▶ _MATERIAL SHOWN_
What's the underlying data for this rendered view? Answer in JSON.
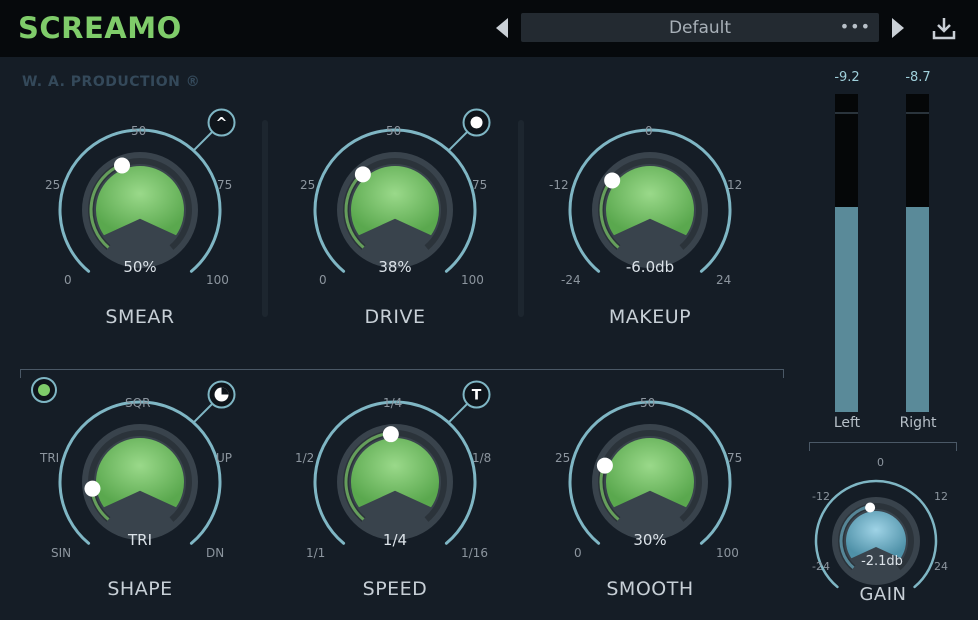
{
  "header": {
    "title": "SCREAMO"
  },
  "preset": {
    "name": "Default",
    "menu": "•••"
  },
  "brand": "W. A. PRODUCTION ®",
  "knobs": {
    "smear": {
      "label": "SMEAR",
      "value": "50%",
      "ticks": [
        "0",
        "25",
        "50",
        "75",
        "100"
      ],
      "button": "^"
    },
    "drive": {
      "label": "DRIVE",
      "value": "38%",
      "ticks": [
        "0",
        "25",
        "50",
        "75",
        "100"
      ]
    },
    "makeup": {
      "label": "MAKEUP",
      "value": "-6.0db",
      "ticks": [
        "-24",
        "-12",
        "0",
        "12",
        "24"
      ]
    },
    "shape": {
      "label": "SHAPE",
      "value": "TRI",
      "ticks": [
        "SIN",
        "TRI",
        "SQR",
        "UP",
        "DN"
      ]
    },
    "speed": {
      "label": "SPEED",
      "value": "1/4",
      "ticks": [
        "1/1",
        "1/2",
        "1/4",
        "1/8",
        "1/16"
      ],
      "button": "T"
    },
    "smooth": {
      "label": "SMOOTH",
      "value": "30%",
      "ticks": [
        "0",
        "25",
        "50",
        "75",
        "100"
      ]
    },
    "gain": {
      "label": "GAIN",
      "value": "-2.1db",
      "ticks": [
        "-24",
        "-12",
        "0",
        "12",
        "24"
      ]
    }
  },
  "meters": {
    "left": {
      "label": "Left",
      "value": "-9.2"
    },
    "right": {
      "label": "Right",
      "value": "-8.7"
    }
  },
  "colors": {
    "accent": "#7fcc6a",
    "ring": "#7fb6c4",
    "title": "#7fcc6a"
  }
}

...

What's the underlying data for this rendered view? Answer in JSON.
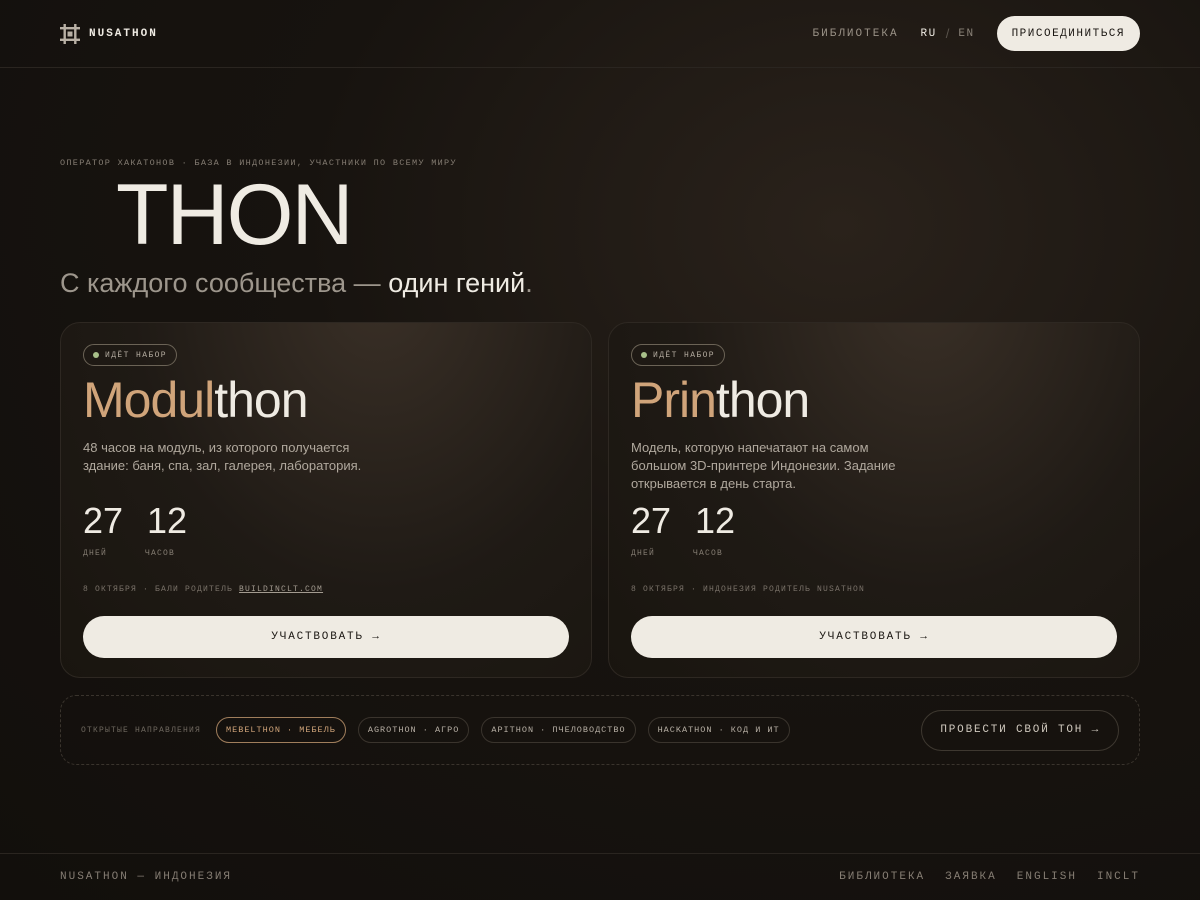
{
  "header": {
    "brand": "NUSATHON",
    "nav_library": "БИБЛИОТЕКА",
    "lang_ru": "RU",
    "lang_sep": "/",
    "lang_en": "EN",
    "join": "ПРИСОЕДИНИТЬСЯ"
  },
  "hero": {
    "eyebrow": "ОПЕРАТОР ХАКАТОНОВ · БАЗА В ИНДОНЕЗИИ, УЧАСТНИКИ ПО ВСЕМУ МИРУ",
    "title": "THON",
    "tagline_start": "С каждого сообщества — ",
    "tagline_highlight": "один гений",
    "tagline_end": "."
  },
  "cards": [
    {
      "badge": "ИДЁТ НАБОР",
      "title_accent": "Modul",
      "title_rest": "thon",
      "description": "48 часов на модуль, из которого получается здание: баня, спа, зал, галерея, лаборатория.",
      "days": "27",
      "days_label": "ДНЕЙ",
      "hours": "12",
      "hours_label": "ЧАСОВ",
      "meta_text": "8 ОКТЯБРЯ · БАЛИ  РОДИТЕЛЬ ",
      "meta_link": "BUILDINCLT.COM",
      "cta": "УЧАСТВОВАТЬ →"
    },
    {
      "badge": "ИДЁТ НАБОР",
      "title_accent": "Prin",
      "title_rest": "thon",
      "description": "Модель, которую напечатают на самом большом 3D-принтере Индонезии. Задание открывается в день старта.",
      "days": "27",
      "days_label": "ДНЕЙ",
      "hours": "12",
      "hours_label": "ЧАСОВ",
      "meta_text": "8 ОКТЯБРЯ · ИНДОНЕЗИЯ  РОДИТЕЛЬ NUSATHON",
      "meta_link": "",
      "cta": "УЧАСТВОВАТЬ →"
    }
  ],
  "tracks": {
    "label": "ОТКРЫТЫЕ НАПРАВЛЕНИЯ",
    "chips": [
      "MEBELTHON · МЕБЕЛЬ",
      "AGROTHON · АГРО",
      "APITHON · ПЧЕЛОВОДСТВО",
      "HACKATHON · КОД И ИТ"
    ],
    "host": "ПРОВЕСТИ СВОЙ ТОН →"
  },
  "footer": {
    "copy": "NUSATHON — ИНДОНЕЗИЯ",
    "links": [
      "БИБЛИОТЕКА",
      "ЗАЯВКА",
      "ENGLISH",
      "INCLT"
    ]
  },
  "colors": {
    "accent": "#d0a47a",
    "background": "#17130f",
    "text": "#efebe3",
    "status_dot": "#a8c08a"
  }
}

▶ _WRITTEN TASK_
Using the records above, select and copy every line that has the word "ОКТЯБРЯ".

▶ _EXERCISE ANSWER_
      "meta_text": "8 ОКТЯБРЯ · БАЛИ  РОДИТЕЛЬ ",
      "meta_text": "8 ОКТЯБРЯ · ИНДОНЕЗИЯ  РОДИТЕЛЬ NUSATHON",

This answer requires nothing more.